**Exercise aim**
Give every line of the material again, exactly as written.

====== Supplied material

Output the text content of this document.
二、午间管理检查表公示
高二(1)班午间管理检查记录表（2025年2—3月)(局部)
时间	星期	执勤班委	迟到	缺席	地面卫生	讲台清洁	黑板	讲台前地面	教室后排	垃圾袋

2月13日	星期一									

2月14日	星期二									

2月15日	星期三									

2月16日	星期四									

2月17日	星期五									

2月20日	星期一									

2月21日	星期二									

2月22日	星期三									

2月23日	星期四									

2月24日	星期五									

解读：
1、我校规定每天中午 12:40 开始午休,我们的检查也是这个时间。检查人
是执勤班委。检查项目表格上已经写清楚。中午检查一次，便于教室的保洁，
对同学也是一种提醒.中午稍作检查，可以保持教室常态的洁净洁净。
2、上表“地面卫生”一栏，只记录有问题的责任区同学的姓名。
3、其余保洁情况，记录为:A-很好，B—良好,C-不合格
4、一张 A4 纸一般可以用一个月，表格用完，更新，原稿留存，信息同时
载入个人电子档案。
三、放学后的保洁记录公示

============

**Exercise answer**
Output the text content of this document.
二、午间管理检查表公示
高二(1)班午间管理检查记录表（2025年2—3月)(局部)
时间	星期	执勤班委	迟到	缺席	地面卫生	讲台清洁	黑板	讲台前地面	教室后排	垃圾袋

2月13日	星期一									

2月14日	星期二									

2月15日	星期三									

2月16日	星期四									

2月17日	星期五									

2月20日	星期一									

2月21日	星期二									

2月22日	星期三									

2月23日	星期四									

2月24日	星期五									

解读：
1、我校规定每天中午 12:40 开始午休,我们的检查也是这个时间。检查人
是执勤班委。检查项目表格上已经写清楚。中午检查一次，便于教室的保洁，
对同学也是一种提醒.中午稍作检查，可以保持教室常态的洁净洁净。
2、上表“地面卫生”一栏，只记录有问题的责任区同学的姓名。
3、其余保洁情况，记录为:A-很好，B—良好,C-不合格
4、一张 A4 纸一般可以用一个月，表格用完，更新，原稿留存，信息同时
载入个人电子档案。
三、放学后的保洁记录公示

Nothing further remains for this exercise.